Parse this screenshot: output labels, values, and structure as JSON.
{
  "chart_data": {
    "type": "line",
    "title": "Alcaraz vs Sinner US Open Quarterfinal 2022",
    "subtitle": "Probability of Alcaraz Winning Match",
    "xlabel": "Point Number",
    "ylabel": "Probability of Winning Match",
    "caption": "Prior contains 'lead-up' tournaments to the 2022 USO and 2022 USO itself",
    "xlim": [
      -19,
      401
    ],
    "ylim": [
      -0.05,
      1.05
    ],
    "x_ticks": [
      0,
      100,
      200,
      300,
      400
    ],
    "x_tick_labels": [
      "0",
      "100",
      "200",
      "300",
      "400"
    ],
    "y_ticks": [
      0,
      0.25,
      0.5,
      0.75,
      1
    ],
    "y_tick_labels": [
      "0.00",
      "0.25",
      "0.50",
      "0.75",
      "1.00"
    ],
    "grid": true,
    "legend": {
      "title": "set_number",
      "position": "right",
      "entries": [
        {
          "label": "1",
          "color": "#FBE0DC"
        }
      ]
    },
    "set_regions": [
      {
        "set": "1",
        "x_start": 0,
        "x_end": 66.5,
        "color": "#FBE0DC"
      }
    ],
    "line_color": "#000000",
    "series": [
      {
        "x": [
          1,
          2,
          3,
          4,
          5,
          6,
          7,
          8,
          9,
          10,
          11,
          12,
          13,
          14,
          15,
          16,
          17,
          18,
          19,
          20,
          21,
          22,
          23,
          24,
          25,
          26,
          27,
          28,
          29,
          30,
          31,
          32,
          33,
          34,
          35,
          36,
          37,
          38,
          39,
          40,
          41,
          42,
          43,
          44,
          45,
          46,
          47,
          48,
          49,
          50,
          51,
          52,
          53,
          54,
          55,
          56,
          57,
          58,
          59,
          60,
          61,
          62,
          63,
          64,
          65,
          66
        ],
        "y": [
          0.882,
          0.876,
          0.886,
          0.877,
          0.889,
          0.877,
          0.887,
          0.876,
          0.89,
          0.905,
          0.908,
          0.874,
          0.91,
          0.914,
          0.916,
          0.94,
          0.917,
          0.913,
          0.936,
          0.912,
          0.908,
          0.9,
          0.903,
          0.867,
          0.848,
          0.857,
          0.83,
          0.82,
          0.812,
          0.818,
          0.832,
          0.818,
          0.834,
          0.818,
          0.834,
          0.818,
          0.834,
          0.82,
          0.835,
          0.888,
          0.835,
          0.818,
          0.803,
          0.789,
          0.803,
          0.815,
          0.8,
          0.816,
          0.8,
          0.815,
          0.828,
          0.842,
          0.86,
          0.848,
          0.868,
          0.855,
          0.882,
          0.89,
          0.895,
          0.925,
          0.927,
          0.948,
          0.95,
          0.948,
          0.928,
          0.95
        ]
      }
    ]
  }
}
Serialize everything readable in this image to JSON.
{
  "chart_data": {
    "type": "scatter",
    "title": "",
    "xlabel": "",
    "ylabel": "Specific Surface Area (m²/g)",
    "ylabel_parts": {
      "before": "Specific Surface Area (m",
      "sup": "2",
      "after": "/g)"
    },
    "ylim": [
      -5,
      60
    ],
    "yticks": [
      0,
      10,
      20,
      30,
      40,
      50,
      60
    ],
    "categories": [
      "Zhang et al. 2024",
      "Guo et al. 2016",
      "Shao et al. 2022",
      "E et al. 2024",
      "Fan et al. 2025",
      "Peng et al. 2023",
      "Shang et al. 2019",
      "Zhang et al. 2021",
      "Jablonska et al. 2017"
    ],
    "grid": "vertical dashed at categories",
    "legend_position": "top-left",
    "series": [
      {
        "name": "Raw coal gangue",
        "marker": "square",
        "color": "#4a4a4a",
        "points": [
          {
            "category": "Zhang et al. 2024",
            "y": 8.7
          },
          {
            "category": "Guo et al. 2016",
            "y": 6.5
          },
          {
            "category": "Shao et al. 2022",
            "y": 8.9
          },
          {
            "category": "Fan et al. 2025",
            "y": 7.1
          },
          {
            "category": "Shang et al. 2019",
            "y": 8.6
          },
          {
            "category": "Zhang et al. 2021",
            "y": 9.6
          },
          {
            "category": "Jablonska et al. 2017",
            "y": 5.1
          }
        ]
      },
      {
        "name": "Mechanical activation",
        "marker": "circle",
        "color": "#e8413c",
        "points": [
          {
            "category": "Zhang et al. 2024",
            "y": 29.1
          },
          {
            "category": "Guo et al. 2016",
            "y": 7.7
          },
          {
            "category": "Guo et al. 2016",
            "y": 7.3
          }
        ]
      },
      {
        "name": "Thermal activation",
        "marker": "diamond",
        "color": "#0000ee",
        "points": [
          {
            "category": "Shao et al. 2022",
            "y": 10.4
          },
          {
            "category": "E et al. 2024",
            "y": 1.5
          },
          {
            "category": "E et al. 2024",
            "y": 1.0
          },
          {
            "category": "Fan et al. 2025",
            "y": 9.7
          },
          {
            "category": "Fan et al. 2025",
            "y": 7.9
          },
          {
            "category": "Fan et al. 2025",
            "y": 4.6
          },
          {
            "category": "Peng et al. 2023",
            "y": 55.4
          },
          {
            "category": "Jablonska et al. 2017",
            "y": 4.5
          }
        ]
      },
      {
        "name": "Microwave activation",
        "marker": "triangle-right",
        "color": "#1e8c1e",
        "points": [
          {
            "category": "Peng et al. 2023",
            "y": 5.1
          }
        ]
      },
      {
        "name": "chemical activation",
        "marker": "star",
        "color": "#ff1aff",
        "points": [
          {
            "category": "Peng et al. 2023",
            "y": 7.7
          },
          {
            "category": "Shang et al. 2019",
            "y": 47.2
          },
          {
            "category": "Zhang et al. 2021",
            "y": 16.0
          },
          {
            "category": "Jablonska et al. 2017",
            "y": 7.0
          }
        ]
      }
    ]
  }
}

» **Work instructions**
Retype every record above exactly as it appears.

» **The completed task**
Parse this screenshot: output labels, values, and structure as JSON.
{
  "chart_data": {
    "type": "line",
    "title": "Alcaraz vs Sinner US Open Quarterfinal 2022",
    "subtitle": "Probability of Alcaraz Winning Match",
    "xlabel": "Point Number",
    "ylabel": "Probability of Winning Match",
    "caption": "Prior contains 'lead-up' tournaments to the 2022 USO and 2022 USO itself",
    "xlim": [
      -19,
      401
    ],
    "ylim": [
      -0.05,
      1.05
    ],
    "x_ticks": [
      0,
      100,
      200,
      300,
      400
    ],
    "x_tick_labels": [
      "0",
      "100",
      "200",
      "300",
      "400"
    ],
    "y_ticks": [
      0,
      0.25,
      0.5,
      0.75,
      1
    ],
    "y_tick_labels": [
      "0.00",
      "0.25",
      "0.50",
      "0.75",
      "1.00"
    ],
    "grid": true,
    "legend": {
      "title": "set_number",
      "position": "right",
      "entries": [
        {
          "label": "1",
          "color": "#FBE0DC"
        }
      ]
    },
    "set_regions": [
      {
        "set": "1",
        "x_start": 0,
        "x_end": 66.5,
        "color": "#FBE0DC"
      }
    ],
    "line_color": "#000000",
    "series": [
      {
        "x": [
          1,
          2,
          3,
          4,
          5,
          6,
          7,
          8,
          9,
          10,
          11,
          12,
          13,
          14,
          15,
          16,
          17,
          18,
          19,
          20,
          21,
          22,
          23,
          24,
          25,
          26,
          27,
          28,
          29,
          30,
          31,
          32,
          33,
          34,
          35,
          36,
          37,
          38,
          39,
          40,
          41,
          42,
          43,
          44,
          45,
          46,
          47,
          48,
          49,
          50,
          51,
          52,
          53,
          54,
          55,
          56,
          57,
          58,
          59,
          60,
          61,
          62,
          63,
          64,
          65,
          66
        ],
        "y": [
          0.882,
          0.876,
          0.886,
          0.877,
          0.889,
          0.877,
          0.887,
          0.876,
          0.89,
          0.905,
          0.908,
          0.874,
          0.91,
          0.914,
          0.916,
          0.94,
          0.917,
          0.913,
          0.936,
          0.912,
          0.908,
          0.9,
          0.903,
          0.867,
          0.848,
          0.857,
          0.83,
          0.82,
          0.812,
          0.818,
          0.832,
          0.818,
          0.834,
          0.818,
          0.834,
          0.818,
          0.834,
          0.82,
          0.835,
          0.888,
          0.835,
          0.818,
          0.803,
          0.789,
          0.803,
          0.815,
          0.8,
          0.816,
          0.8,
          0.815,
          0.828,
          0.842,
          0.86,
          0.848,
          0.868,
          0.855,
          0.882,
          0.89,
          0.895,
          0.925,
          0.927,
          0.948,
          0.95,
          0.948,
          0.928,
          0.95
        ]
      }
    ]
  }
}
Serialize everything readable in this image to JSON.
{
  "chart_data": {
    "type": "scatter",
    "title": "",
    "xlabel": "",
    "ylabel": "Specific Surface Area (m²/g)",
    "ylabel_parts": {
      "before": "Specific Surface Area (m",
      "sup": "2",
      "after": "/g)"
    },
    "ylim": [
      -5,
      60
    ],
    "yticks": [
      0,
      10,
      20,
      30,
      40,
      50,
      60
    ],
    "categories": [
      "Zhang et al. 2024",
      "Guo et al. 2016",
      "Shao et al. 2022",
      "E et al. 2024",
      "Fan et al. 2025",
      "Peng et al. 2023",
      "Shang et al. 2019",
      "Zhang et al. 2021",
      "Jablonska et al. 2017"
    ],
    "grid": "vertical dashed at categories",
    "legend_position": "top-left",
    "series": [
      {
        "name": "Raw coal gangue",
        "marker": "square",
        "color": "#4a4a4a",
        "points": [
          {
            "category": "Zhang et al. 2024",
            "y": 8.7
          },
          {
            "category": "Guo et al. 2016",
            "y": 6.5
          },
          {
            "category": "Shao et al. 2022",
            "y": 8.9
          },
          {
            "category": "Fan et al. 2025",
            "y": 7.1
          },
          {
            "category": "Shang et al. 2019",
            "y": 8.6
          },
          {
            "category": "Zhang et al. 2021",
            "y": 9.6
          },
          {
            "category": "Jablonska et al. 2017",
            "y": 5.1
          }
        ]
      },
      {
        "name": "Mechanical activation",
        "marker": "circle",
        "color": "#e8413c",
        "points": [
          {
            "category": "Zhang et al. 2024",
            "y": 29.1
          },
          {
            "category": "Guo et al. 2016",
            "y": 7.7
          },
          {
            "category": "Guo et al. 2016",
            "y": 7.3
          }
        ]
      },
      {
        "name": "Thermal activation",
        "marker": "diamond",
        "color": "#0000ee",
        "points": [
          {
            "category": "Shao et al. 2022",
            "y": 10.4
          },
          {
            "category": "E et al. 2024",
            "y": 1.5
          },
          {
            "category": "E et al. 2024",
            "y": 1.0
          },
          {
            "category": "Fan et al. 2025",
            "y": 9.7
          },
          {
            "category": "Fan et al. 2025",
            "y": 7.9
          },
          {
            "category": "Fan et al. 2025",
            "y": 4.6
          },
          {
            "category": "Peng et al. 2023",
            "y": 55.4
          },
          {
            "category": "Jablonska et al. 2017",
            "y": 4.5
          }
        ]
      },
      {
        "name": "Microwave activation",
        "marker": "triangle-right",
        "color": "#1e8c1e",
        "points": [
          {
            "category": "Peng et al. 2023",
            "y": 5.1
          }
        ]
      },
      {
        "name": "chemical activation",
        "marker": "star",
        "color": "#ff1aff",
        "points": [
          {
            "category": "Peng et al. 2023",
            "y": 7.7
          },
          {
            "category": "Shang et al. 2019",
            "y": 47.2
          },
          {
            "category": "Zhang et al. 2021",
            "y": 16.0
          },
          {
            "category": "Jablonska et al. 2017",
            "y": 7.0
          }
        ]
      }
    ]
  }
}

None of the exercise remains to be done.